## Task details:
Identify each line containing the word "qanoatlantiruvchi" and copy it.

## Recorded data:
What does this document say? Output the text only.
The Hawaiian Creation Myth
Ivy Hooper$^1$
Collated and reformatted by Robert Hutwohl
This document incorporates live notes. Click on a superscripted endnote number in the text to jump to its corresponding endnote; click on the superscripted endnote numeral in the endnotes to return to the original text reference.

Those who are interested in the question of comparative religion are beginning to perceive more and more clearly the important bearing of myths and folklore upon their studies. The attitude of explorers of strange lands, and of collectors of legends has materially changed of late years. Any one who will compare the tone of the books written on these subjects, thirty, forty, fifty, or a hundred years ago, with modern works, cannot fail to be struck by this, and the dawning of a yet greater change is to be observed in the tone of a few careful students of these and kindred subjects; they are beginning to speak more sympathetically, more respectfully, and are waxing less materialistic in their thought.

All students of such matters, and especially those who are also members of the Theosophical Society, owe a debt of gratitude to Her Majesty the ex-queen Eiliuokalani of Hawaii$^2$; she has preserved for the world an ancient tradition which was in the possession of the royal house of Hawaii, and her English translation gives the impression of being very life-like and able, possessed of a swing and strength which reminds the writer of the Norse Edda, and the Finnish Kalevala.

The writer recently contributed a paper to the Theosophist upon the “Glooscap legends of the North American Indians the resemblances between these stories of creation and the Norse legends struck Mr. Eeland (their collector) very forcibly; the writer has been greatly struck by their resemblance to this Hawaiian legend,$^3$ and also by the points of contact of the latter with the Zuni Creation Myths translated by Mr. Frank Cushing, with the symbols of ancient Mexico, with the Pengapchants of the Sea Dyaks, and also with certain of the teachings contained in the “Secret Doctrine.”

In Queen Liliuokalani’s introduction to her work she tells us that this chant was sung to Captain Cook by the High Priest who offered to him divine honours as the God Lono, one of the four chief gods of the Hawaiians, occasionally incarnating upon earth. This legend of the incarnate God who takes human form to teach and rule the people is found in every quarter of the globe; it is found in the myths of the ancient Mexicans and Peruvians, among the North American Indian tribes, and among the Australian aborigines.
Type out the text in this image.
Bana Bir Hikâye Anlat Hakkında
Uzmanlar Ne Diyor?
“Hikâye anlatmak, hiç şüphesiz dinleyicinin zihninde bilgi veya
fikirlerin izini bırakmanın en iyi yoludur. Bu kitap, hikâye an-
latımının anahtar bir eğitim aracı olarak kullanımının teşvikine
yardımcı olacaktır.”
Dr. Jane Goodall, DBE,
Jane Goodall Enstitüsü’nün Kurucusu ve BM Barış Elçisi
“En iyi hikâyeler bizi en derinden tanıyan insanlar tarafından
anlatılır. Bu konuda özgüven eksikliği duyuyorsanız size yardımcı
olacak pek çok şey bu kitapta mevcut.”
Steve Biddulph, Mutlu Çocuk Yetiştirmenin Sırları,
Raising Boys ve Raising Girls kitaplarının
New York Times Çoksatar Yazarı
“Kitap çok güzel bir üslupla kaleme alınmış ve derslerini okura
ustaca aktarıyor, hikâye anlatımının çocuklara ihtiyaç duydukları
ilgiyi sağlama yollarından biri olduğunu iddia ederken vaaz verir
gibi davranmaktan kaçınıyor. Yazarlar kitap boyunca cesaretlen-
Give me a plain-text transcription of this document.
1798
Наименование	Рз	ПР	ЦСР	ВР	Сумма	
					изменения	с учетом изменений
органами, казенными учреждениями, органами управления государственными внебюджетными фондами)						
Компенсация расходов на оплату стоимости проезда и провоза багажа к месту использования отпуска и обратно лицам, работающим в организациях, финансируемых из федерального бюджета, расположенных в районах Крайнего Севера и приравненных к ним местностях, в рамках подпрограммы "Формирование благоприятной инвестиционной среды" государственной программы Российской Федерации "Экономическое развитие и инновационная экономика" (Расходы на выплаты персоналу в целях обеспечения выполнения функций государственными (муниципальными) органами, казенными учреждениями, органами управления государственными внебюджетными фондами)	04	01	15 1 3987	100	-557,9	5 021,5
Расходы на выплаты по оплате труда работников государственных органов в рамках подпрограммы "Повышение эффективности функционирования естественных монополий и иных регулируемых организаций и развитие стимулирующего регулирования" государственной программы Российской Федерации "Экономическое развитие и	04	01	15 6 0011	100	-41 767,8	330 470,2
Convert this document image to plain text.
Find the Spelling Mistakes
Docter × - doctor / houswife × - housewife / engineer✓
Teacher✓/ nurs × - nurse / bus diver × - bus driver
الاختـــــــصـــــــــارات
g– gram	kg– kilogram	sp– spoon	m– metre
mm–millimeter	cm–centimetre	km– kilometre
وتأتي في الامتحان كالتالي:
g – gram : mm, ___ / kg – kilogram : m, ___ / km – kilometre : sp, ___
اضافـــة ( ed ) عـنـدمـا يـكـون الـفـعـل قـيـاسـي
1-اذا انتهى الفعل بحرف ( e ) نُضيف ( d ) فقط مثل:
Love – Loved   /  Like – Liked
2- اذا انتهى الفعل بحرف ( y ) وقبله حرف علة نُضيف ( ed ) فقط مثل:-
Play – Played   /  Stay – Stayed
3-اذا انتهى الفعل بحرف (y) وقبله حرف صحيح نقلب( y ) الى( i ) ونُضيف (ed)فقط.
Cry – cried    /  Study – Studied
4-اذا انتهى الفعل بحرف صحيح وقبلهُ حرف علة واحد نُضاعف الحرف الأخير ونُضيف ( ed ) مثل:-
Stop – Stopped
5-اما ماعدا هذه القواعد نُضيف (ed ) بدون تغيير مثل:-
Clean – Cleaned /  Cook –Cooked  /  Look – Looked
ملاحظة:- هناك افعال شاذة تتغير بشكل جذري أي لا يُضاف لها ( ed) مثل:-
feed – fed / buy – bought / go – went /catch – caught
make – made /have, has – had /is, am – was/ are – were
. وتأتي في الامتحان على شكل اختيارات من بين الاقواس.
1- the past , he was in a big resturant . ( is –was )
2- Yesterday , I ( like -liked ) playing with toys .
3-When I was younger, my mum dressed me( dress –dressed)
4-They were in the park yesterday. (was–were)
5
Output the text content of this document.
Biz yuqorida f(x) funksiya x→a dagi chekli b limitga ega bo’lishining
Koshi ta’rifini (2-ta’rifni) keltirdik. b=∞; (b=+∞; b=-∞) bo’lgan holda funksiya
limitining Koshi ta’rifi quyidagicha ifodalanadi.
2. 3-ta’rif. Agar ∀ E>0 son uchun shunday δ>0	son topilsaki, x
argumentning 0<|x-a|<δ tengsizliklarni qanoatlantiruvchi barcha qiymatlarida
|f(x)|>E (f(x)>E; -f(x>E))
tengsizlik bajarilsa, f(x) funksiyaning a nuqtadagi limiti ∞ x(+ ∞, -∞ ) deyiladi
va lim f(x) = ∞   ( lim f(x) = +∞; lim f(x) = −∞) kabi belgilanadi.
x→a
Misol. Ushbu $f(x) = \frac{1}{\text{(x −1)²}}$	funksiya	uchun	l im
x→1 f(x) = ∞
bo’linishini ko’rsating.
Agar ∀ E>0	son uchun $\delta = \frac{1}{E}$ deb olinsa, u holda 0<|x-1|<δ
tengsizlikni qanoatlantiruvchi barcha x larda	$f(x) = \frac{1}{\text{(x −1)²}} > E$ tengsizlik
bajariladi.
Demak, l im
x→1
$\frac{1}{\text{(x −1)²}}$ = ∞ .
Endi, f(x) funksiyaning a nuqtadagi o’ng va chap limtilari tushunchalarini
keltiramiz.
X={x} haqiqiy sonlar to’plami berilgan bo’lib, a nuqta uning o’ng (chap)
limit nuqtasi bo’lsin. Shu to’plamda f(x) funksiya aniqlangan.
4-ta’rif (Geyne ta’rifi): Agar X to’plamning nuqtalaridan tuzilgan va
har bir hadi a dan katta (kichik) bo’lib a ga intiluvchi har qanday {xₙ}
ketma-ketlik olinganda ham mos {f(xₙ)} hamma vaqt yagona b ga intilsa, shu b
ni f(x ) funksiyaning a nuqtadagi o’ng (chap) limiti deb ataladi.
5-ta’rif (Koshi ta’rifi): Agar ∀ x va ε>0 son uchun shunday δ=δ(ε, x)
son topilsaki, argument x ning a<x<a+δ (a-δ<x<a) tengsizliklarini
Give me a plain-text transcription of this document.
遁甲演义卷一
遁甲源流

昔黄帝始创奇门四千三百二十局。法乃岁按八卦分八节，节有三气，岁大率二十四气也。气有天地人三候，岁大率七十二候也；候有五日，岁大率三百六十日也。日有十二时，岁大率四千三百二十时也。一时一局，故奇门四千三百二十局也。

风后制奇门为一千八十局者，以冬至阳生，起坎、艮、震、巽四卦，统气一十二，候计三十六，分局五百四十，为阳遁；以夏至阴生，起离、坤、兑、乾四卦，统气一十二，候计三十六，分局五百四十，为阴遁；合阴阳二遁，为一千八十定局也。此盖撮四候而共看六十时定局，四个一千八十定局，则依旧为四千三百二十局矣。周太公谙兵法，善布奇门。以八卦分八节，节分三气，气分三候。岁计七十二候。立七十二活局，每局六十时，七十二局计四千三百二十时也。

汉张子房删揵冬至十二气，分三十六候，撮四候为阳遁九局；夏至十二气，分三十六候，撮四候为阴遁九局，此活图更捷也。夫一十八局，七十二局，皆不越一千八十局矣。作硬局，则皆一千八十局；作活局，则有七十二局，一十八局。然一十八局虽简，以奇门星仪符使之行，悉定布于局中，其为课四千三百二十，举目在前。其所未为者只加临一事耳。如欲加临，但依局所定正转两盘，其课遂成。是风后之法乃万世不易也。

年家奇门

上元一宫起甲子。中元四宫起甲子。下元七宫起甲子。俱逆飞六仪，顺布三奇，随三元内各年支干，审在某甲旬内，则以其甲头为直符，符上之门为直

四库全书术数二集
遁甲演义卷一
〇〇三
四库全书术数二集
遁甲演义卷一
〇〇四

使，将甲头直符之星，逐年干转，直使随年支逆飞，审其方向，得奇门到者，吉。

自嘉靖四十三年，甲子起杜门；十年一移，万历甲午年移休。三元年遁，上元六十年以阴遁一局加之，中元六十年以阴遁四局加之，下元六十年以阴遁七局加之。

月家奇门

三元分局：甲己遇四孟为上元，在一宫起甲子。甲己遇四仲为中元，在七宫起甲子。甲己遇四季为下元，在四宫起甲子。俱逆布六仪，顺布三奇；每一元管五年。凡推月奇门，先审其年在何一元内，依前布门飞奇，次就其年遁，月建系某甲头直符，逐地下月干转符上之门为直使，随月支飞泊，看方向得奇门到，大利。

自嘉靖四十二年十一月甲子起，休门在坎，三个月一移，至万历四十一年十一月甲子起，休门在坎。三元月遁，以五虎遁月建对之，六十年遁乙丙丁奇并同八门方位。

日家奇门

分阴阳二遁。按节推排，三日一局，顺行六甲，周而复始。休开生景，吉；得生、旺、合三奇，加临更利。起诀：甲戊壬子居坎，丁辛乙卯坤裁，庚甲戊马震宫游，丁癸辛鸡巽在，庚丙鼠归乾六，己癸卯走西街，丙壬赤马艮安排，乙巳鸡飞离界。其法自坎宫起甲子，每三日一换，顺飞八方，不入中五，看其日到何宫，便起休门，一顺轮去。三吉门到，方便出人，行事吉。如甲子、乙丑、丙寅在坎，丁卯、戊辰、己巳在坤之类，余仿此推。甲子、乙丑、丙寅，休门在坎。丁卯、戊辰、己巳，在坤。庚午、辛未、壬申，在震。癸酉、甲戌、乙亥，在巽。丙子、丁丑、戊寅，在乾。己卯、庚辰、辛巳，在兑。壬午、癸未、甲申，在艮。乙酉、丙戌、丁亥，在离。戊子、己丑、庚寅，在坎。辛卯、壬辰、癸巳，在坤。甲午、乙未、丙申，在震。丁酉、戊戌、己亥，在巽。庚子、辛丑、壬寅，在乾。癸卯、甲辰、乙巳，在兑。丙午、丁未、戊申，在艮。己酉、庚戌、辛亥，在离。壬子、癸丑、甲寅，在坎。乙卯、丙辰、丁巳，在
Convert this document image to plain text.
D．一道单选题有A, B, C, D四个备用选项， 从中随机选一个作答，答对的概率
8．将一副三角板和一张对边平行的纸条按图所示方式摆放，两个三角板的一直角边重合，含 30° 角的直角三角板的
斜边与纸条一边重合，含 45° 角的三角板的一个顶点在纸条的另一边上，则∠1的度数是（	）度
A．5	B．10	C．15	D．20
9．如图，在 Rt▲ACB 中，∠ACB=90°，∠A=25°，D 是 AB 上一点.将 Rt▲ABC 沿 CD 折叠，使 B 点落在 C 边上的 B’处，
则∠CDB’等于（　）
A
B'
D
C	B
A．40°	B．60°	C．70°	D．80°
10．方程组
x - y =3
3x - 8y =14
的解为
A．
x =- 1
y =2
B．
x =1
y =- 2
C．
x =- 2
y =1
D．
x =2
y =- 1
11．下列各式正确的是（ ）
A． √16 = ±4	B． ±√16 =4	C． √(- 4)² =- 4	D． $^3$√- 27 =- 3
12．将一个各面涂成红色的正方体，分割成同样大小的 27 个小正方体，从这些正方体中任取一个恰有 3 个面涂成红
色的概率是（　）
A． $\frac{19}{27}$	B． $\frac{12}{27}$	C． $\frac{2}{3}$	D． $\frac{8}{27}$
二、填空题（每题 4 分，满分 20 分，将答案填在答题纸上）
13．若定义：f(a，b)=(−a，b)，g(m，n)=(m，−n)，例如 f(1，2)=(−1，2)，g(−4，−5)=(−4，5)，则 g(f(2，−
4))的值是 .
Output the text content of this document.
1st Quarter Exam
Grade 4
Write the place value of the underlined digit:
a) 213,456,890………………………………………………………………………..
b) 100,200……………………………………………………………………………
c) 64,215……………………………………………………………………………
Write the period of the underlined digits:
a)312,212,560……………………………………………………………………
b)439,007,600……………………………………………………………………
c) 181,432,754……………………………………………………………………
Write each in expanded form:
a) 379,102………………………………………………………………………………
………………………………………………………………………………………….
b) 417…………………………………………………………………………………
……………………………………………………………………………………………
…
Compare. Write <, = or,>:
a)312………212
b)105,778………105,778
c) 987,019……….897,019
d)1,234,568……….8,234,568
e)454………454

## Response to the task:
argumentning 0<|x-a|<δ tengsizliklarni qanoatlantiruvchi barcha qiymatlarida
tengsizlikni qanoatlantiruvchi barcha x larda	$f(x) = \frac{1}{\text{(x −1)²}} > E$ tengsizlik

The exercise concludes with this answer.